[Begin Input for this task]
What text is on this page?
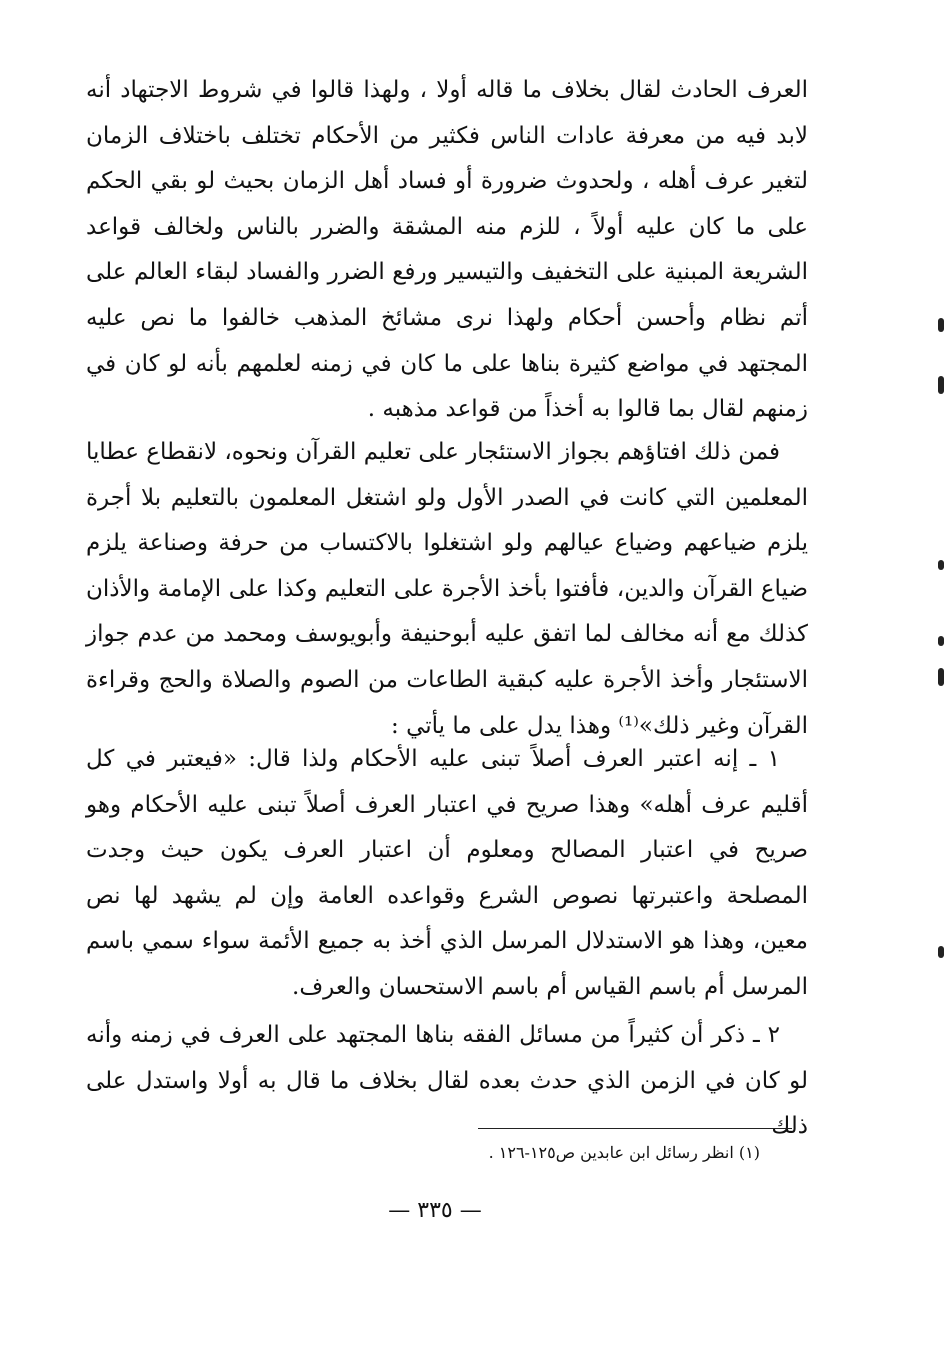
العرف الحادث لقال بخلاف ما قاله أولا ، ولهذا قالوا في شروط الاجتهاد أنه لابد فيه من معرفة عادات الناس فكثير من الأحكام تختلف باختلاف الزمان لتغير عرف أهله ، ولحدوث ضرورة أو فساد أهل الزمان بحيث لو بقي الحكم على ما كان عليه أولاً ، للزم منه المشقة والضرر بالناس ولخالف قواعد الشريعة المبنية على التخفيف والتيسير ورفع الضرر والفساد لبقاء العالم على أتم نظام وأحسن أحكام ولهذا نرى مشائخ المذهب خالفوا ما نص عليه المجتهد في مواضع كثيرة بناها على ما كان في زمنه لعلمهم بأنه لو كان في زمنهم لقال بما قالوا به أخذاً من قواعد مذهبه .

فمن ذلك افتاؤهم بجواز الاستئجار على تعليم القرآن ونحوه، لانقطاع عطايا المعلمين التي كانت في الصدر الأول ولو اشتغل المعلمون بالتعليم بلا أجرة يلزم ضياعهم وضياع عيالهم ولو اشتغلوا بالاكتساب من حرفة وصناعة يلزم ضياع القرآن والدين، فأفتوا بأخذ الأجرة على التعليم وكذا على الإمامة والأذان كذلك مع أنه مخالف لما اتفق عليه أبوحنيفة وأبويوسف ومحمد من عدم جواز الاستئجار وأخذ الأجرة عليه كبقية الطاعات من الصوم والصلاة والحج وقراءة القرآن وغير ذلك»⁽¹⁾ وهذا يدل على ما يأتي :

١ ـ إنه اعتبر العرف أصلاً تبنى عليه الأحكام ولذا قال: «فيعتبر في كل أقليم عرف أهله» وهذا صريح في اعتبار العرف أصلاً تبنى عليه الأحكام وهو صريح في اعتبار المصالح ومعلوم أن اعتبار العرف يكون حيث وجدت المصلحة واعتبرتها نصوص الشرع وقواعده العامة وإن لم يشهد لها نص معين، وهذا هو الاستدلال المرسل الذي أخذ به جميع الأئمة سواء سمي باسم المرسل أم باسم القياس أم باسم الاستحسان والعرف.

٢ ـ ذكر أن كثيراً من مسائل الفقه بناها المجتهد على العرف في زمنه وأنه لو كان في الزمن الذي حدث بعده لقال بخلاف ما قال به أولا واستدل على ذلك

(١) انظر رسائل ابن عابدين ص١٢٥-١٢٦ .

— ٣٣٥ —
[End Input for this task]
# [Task goal]
Transcribe the preceding listing in its entirety and with exact wording, leaving out pictures.

# [Reply]
What text is on this page?
العرف الحادث لقال بخلاف ما قاله أولا ، ولهذا قالوا في شروط الاجتهاد أنه لابد فيه من معرفة عادات الناس فكثير من الأحكام تختلف باختلاف الزمان لتغير عرف أهله ، ولحدوث ضرورة أو فساد أهل الزمان بحيث لو بقي الحكم على ما كان عليه أولاً ، للزم منه المشقة والضرر بالناس ولخالف قواعد الشريعة المبنية على التخفيف والتيسير ورفع الضرر والفساد لبقاء العالم على أتم نظام وأحسن أحكام ولهذا نرى مشائخ المذهب خالفوا ما نص عليه المجتهد في مواضع كثيرة بناها على ما كان في زمنه لعلمهم بأنه لو كان في زمنهم لقال بما قالوا به أخذاً من قواعد مذهبه .

فمن ذلك افتاؤهم بجواز الاستئجار على تعليم القرآن ونحوه، لانقطاع عطايا المعلمين التي كانت في الصدر الأول ولو اشتغل المعلمون بالتعليم بلا أجرة يلزم ضياعهم وضياع عيالهم ولو اشتغلوا بالاكتساب من حرفة وصناعة يلزم ضياع القرآن والدين، فأفتوا بأخذ الأجرة على التعليم وكذا على الإمامة والأذان كذلك مع أنه مخالف لما اتفق عليه أبوحنيفة وأبويوسف ومحمد من عدم جواز الاستئجار وأخذ الأجرة عليه كبقية الطاعات من الصوم والصلاة والحج وقراءة القرآن وغير ذلك»⁽¹⁾ وهذا يدل على ما يأتي :

١ ـ إنه اعتبر العرف أصلاً تبنى عليه الأحكام ولذا قال: «فيعتبر في كل أقليم عرف أهله» وهذا صريح في اعتبار العرف أصلاً تبنى عليه الأحكام وهو صريح في اعتبار المصالح ومعلوم أن اعتبار العرف يكون حيث وجدت المصلحة واعتبرتها نصوص الشرع وقواعده العامة وإن لم يشهد لها نص معين، وهذا هو الاستدلال المرسل الذي أخذ به جميع الأئمة سواء سمي باسم المرسل أم باسم القياس أم باسم الاستحسان والعرف.

٢ ـ ذكر أن كثيراً من مسائل الفقه بناها المجتهد على العرف في زمنه وأنه لو كان في الزمن الذي حدث بعده لقال بخلاف ما قال به أولا واستدل على ذلك

(١) انظر رسائل ابن عابدين ص١٢٥-١٢٦ .

— ٣٣٥ —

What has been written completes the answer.